What you have to do: Copy out all the records exactly.

Figure record listings
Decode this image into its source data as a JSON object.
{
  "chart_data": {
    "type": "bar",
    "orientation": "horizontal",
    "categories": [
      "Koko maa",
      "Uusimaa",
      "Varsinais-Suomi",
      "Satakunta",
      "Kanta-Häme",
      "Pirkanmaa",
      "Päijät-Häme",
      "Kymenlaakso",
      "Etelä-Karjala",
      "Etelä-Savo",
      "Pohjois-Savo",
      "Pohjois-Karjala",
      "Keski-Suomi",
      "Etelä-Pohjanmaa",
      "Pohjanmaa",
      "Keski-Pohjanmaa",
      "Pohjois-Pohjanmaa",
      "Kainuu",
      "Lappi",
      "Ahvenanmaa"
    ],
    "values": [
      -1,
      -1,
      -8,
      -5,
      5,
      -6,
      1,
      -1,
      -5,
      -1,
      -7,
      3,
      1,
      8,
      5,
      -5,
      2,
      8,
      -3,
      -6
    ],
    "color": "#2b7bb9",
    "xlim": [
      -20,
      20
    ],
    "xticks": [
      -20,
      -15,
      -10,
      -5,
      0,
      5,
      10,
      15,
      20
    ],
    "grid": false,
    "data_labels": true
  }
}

Result of the task:
Decode this image into its source data as a JSON object.
{
  "chart_data": {
    "type": "bar",
    "orientation": "horizontal",
    "categories": [
      "Koko maa",
      "Uusimaa",
      "Varsinais-Suomi",
      "Satakunta",
      "Kanta-Häme",
      "Pirkanmaa",
      "Päijät-Häme",
      "Kymenlaakso",
      "Etelä-Karjala",
      "Etelä-Savo",
      "Pohjois-Savo",
      "Pohjois-Karjala",
      "Keski-Suomi",
      "Etelä-Pohjanmaa",
      "Pohjanmaa",
      "Keski-Pohjanmaa",
      "Pohjois-Pohjanmaa",
      "Kainuu",
      "Lappi",
      "Ahvenanmaa"
    ],
    "values": [
      -1,
      -1,
      -8,
      -5,
      5,
      -6,
      1,
      -1,
      -5,
      -1,
      -7,
      3,
      1,
      8,
      5,
      -5,
      2,
      8,
      -3,
      -6
    ],
    "color": "#2b7bb9",
    "xlim": [
      -20,
      20
    ],
    "xticks": [
      -20,
      -15,
      -10,
      -5,
      0,
      5,
      10,
      15,
      20
    ],
    "grid": false,
    "data_labels": true
  }
}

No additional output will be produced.